• Exercise brief: From the listing below, extract every line containing "legend".

• Supplied data:
::::::::::
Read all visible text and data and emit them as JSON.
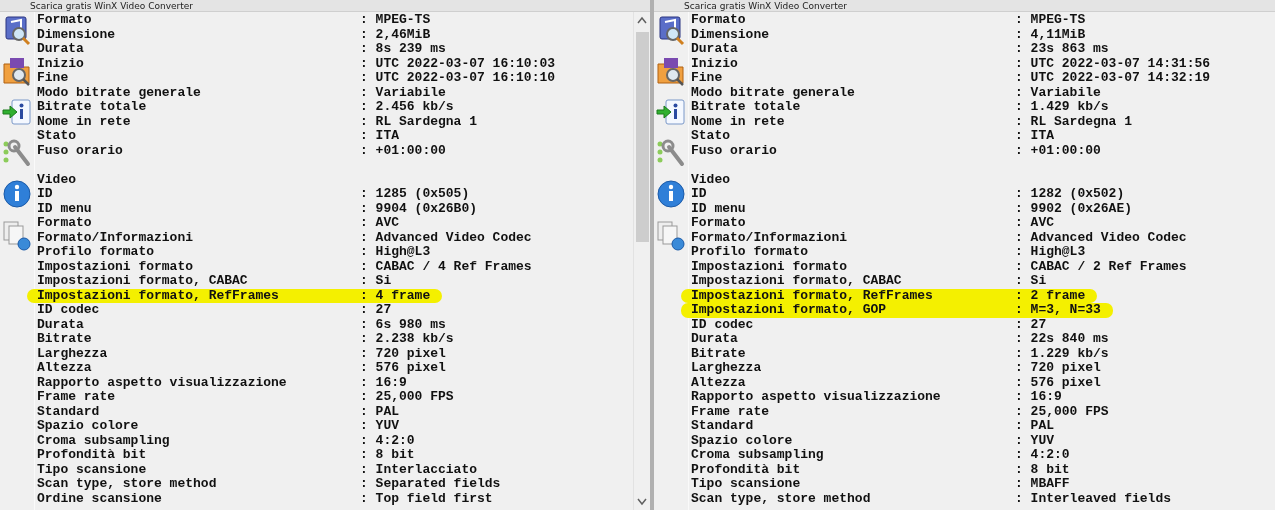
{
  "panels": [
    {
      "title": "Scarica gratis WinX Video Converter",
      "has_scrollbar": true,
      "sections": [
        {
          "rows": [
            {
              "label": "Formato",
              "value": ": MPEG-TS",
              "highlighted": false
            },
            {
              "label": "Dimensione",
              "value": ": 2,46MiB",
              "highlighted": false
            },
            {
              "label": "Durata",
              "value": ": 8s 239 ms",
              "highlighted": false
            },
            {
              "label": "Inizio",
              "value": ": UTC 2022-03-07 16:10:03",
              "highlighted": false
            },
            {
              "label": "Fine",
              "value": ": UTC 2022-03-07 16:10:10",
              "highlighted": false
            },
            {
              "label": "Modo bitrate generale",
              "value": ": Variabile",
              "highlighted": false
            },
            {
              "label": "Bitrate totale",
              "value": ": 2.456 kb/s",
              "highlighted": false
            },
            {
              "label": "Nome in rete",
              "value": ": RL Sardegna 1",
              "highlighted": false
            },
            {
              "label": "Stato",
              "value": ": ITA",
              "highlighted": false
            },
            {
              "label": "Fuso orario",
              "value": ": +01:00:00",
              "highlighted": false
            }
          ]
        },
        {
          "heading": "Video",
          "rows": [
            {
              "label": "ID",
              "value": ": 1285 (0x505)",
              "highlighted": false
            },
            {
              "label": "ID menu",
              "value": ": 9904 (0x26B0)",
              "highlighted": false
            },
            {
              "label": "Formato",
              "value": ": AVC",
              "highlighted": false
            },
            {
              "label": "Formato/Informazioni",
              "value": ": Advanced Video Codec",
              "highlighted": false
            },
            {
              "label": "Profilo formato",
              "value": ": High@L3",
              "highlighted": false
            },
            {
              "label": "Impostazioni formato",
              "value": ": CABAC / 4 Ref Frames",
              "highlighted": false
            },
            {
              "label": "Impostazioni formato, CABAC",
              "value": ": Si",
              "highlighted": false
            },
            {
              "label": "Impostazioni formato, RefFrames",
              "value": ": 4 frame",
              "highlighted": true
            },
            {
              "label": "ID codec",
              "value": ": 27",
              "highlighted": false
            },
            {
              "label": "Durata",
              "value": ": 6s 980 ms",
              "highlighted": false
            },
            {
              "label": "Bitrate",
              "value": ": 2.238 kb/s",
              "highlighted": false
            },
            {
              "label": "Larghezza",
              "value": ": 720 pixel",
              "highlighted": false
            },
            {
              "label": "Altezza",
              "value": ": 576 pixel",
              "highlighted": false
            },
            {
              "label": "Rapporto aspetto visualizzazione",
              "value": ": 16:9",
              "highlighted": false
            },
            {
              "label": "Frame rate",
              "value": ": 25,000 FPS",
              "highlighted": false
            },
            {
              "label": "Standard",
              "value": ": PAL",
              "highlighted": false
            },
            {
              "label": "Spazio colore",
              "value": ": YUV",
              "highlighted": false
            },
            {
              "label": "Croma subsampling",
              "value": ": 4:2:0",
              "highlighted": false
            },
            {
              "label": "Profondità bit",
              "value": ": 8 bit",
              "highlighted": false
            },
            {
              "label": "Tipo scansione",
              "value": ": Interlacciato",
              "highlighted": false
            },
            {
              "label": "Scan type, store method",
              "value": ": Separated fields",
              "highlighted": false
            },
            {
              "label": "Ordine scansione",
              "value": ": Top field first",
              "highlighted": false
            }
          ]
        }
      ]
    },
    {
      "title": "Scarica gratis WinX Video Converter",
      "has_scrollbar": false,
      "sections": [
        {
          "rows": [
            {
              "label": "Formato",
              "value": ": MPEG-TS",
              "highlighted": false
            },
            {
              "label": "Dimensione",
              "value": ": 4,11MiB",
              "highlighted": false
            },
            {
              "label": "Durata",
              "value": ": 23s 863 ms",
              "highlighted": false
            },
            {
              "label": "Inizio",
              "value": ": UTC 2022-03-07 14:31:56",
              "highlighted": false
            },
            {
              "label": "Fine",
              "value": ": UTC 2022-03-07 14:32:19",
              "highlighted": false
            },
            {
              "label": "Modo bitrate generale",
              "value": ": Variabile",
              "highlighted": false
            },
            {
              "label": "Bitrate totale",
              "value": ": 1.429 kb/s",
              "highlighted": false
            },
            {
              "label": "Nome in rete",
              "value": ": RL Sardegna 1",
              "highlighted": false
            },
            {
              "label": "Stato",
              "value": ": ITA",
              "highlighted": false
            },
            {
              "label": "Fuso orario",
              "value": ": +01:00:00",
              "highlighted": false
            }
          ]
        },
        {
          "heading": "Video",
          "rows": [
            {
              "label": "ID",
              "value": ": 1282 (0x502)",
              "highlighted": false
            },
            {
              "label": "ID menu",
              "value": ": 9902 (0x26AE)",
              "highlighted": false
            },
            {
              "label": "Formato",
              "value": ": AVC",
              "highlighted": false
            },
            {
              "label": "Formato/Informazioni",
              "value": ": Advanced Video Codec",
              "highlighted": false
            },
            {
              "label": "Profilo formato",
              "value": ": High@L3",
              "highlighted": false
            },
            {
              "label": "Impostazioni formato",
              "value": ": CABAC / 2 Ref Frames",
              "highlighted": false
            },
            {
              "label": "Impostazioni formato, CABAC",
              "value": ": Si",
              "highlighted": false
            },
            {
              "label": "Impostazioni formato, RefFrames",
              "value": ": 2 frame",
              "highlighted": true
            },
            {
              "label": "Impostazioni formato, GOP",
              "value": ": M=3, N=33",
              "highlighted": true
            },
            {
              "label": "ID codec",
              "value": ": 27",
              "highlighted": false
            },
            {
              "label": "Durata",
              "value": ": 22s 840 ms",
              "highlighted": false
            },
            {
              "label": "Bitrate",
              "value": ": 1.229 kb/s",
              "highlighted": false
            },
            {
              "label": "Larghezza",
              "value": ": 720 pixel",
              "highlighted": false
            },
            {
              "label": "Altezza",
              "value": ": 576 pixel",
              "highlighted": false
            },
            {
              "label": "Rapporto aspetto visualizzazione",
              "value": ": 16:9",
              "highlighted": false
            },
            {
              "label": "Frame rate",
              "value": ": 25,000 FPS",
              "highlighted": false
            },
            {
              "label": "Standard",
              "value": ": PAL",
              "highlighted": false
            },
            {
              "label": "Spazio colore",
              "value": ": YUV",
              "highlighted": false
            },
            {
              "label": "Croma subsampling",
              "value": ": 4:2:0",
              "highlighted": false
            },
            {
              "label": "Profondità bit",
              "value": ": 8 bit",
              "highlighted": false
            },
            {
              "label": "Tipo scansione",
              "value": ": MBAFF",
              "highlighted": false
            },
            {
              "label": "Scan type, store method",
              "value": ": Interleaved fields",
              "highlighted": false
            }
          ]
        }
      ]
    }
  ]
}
::::::::::
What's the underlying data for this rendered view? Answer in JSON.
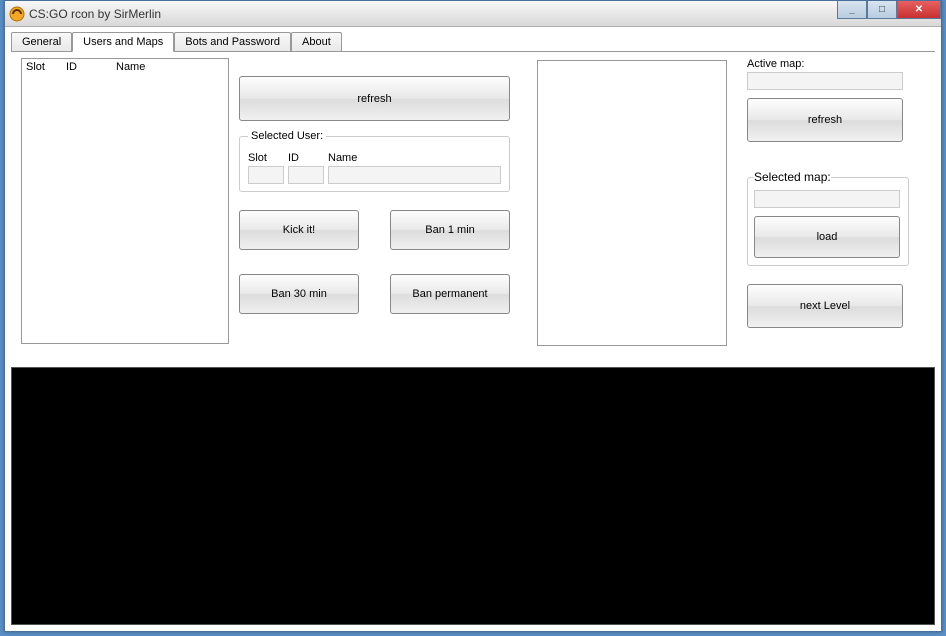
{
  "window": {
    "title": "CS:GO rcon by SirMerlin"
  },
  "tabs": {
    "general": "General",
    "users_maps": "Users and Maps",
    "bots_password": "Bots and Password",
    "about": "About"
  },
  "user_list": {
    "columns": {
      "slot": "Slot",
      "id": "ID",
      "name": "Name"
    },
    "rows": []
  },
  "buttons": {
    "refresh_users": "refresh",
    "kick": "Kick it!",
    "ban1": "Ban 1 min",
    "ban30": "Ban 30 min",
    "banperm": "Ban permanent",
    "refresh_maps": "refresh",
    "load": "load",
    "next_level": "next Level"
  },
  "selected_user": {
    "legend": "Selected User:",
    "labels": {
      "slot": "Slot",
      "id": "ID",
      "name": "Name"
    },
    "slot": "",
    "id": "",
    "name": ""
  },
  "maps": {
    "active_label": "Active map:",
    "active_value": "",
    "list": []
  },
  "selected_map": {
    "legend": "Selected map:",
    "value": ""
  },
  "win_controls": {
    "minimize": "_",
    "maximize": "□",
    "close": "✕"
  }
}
::::::::::
• Answer for this exercise:
    "legend": "Selected User:",
    "legend": "Selected map:",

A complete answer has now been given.